[Data entries]
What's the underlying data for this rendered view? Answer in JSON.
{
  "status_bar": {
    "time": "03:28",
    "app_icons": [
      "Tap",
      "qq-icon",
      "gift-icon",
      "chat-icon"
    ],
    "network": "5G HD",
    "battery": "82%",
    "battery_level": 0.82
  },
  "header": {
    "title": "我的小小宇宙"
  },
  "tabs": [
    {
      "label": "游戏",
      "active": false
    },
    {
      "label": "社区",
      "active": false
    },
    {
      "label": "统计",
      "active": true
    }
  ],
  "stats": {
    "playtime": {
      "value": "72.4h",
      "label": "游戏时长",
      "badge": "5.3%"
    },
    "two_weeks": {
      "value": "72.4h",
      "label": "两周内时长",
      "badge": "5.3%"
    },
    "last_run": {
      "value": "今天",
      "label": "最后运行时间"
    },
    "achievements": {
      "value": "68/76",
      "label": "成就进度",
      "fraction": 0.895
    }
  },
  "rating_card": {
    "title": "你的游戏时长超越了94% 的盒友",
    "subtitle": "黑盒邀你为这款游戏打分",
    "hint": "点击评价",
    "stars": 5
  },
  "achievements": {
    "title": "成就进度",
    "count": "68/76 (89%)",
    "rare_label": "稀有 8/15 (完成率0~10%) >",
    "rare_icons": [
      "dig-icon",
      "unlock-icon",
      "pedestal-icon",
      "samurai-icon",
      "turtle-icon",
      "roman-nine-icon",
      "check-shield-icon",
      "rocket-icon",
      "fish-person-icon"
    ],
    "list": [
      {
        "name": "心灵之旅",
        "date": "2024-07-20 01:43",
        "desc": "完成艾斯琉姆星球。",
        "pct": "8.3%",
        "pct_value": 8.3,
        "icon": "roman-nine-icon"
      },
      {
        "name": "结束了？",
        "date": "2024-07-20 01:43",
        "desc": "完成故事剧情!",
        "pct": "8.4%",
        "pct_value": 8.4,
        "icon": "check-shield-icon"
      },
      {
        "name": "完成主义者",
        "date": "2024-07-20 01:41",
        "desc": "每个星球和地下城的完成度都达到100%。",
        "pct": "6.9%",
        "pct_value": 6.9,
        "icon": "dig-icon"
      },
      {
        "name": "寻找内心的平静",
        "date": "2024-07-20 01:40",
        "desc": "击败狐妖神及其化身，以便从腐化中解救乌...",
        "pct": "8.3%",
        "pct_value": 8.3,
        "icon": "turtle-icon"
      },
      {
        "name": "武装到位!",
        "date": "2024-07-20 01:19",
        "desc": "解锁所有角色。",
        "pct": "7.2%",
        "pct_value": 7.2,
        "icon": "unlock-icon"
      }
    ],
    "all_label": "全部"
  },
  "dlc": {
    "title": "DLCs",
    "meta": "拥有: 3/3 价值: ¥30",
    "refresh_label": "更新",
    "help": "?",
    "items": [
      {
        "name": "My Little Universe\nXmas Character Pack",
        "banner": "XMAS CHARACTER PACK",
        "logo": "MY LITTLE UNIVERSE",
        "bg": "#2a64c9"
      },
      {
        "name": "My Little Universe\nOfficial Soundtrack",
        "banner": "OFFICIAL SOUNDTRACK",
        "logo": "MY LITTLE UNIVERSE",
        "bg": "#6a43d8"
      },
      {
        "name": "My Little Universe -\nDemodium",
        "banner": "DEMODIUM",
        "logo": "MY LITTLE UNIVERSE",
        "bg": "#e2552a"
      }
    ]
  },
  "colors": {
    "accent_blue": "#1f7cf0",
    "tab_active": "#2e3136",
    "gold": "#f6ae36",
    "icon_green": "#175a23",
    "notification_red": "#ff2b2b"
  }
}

- **Stated exercise**
Looking at the listing above, how many of its lines contain the string "desc"? Give the number alone.

- **Exercise result**
5